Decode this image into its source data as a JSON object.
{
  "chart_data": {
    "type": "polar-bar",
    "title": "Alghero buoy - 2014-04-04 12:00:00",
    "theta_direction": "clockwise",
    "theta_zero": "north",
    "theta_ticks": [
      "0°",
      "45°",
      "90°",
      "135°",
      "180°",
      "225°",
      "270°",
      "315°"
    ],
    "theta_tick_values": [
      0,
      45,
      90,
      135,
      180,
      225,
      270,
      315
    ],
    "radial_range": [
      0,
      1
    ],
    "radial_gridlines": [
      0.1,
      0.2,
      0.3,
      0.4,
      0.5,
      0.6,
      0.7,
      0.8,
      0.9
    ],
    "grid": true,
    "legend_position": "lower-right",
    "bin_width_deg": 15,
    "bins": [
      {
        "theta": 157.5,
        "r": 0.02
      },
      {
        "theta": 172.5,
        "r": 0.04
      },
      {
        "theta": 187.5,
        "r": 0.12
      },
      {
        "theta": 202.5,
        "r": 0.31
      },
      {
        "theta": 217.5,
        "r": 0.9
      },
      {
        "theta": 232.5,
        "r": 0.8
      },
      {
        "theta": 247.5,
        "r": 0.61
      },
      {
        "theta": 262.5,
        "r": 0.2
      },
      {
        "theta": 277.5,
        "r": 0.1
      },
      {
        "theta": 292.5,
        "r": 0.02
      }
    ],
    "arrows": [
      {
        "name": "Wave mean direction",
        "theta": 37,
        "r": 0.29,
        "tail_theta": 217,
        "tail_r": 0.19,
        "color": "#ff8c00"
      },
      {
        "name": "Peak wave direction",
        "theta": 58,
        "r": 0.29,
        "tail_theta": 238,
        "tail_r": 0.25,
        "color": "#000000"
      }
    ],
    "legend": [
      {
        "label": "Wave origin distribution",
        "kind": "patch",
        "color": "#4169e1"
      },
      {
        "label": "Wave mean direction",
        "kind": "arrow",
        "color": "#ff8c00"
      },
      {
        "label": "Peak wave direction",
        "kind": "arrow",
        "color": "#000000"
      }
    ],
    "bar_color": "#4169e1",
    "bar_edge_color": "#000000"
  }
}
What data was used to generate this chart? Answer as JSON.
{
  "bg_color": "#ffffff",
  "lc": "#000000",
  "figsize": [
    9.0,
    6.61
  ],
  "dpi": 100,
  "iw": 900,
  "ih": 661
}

:::

Brief:
Each line that has the word "Peak" counts once. How many such lines are in the data? Give the number alone.

Written response:
2